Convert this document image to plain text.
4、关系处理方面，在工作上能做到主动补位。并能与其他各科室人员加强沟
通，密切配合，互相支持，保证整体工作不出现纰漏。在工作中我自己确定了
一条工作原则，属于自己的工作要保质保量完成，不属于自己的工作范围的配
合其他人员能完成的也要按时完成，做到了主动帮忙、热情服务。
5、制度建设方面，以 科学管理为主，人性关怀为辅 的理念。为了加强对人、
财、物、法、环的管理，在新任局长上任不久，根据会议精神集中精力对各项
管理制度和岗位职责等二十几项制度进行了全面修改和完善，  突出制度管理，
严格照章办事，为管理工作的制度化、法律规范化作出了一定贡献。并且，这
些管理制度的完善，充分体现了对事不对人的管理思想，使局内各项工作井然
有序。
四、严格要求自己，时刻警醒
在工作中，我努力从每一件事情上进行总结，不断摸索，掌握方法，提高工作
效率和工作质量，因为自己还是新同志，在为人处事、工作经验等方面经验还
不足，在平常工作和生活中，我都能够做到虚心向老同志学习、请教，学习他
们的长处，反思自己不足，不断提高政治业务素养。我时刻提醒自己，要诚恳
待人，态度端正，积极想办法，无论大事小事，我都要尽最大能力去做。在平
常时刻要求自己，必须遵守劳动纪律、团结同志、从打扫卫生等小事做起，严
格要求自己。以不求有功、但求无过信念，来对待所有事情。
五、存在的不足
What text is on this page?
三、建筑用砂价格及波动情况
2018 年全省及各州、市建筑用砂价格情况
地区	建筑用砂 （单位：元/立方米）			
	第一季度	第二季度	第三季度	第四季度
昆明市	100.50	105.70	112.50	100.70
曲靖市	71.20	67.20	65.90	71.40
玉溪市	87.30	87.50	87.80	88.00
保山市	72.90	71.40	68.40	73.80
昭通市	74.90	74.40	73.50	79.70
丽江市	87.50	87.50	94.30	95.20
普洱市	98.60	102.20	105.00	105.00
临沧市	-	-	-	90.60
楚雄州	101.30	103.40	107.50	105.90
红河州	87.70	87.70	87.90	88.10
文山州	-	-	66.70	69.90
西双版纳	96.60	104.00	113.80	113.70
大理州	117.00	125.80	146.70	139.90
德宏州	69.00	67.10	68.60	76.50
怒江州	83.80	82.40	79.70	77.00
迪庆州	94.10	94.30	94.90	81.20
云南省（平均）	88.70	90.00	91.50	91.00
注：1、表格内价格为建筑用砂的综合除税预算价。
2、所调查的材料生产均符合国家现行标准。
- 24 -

__________________________________________________

> [Exercise description]: Reproduce all of the material above word for word.

> [Final result]:
Convert this document image to plain text.
4、关系处理方面，在工作上能做到主动补位。并能与其他各科室人员加强沟
通，密切配合，互相支持，保证整体工作不出现纰漏。在工作中我自己确定了
一条工作原则，属于自己的工作要保质保量完成，不属于自己的工作范围的配
合其他人员能完成的也要按时完成，做到了主动帮忙、热情服务。
5、制度建设方面，以 科学管理为主，人性关怀为辅 的理念。为了加强对人、
财、物、法、环的管理，在新任局长上任不久，根据会议精神集中精力对各项
管理制度和岗位职责等二十几项制度进行了全面修改和完善，  突出制度管理，
严格照章办事，为管理工作的制度化、法律规范化作出了一定贡献。并且，这
些管理制度的完善，充分体现了对事不对人的管理思想，使局内各项工作井然
有序。
四、严格要求自己，时刻警醒
在工作中，我努力从每一件事情上进行总结，不断摸索，掌握方法，提高工作
效率和工作质量，因为自己还是新同志，在为人处事、工作经验等方面经验还
不足，在平常工作和生活中，我都能够做到虚心向老同志学习、请教，学习他
们的长处，反思自己不足，不断提高政治业务素养。我时刻提醒自己，要诚恳
待人，态度端正，积极想办法，无论大事小事，我都要尽最大能力去做。在平
常时刻要求自己，必须遵守劳动纪律、团结同志、从打扫卫生等小事做起，严
格要求自己。以不求有功、但求无过信念，来对待所有事情。
五、存在的不足
What text is on this page?
三、建筑用砂价格及波动情况
2018 年全省及各州、市建筑用砂价格情况
地区	建筑用砂 （单位：元/立方米）			
	第一季度	第二季度	第三季度	第四季度
昆明市	100.50	105.70	112.50	100.70
曲靖市	71.20	67.20	65.90	71.40
玉溪市	87.30	87.50	87.80	88.00
保山市	72.90	71.40	68.40	73.80
昭通市	74.90	74.40	73.50	79.70
丽江市	87.50	87.50	94.30	95.20
普洱市	98.60	102.20	105.00	105.00
临沧市	-	-	-	90.60
楚雄州	101.30	103.40	107.50	105.90
红河州	87.70	87.70	87.90	88.10
文山州	-	-	66.70	69.90
西双版纳	96.60	104.00	113.80	113.70
大理州	117.00	125.80	146.70	139.90
德宏州	69.00	67.10	68.60	76.50
怒江州	83.80	82.40	79.70	77.00
迪庆州	94.10	94.30	94.90	81.20
云南省（平均）	88.70	90.00	91.50	91.00
注：1、表格内价格为建筑用砂的综合除税预算价。
2、所调查的材料生产均符合国家现行标准。
- 24 -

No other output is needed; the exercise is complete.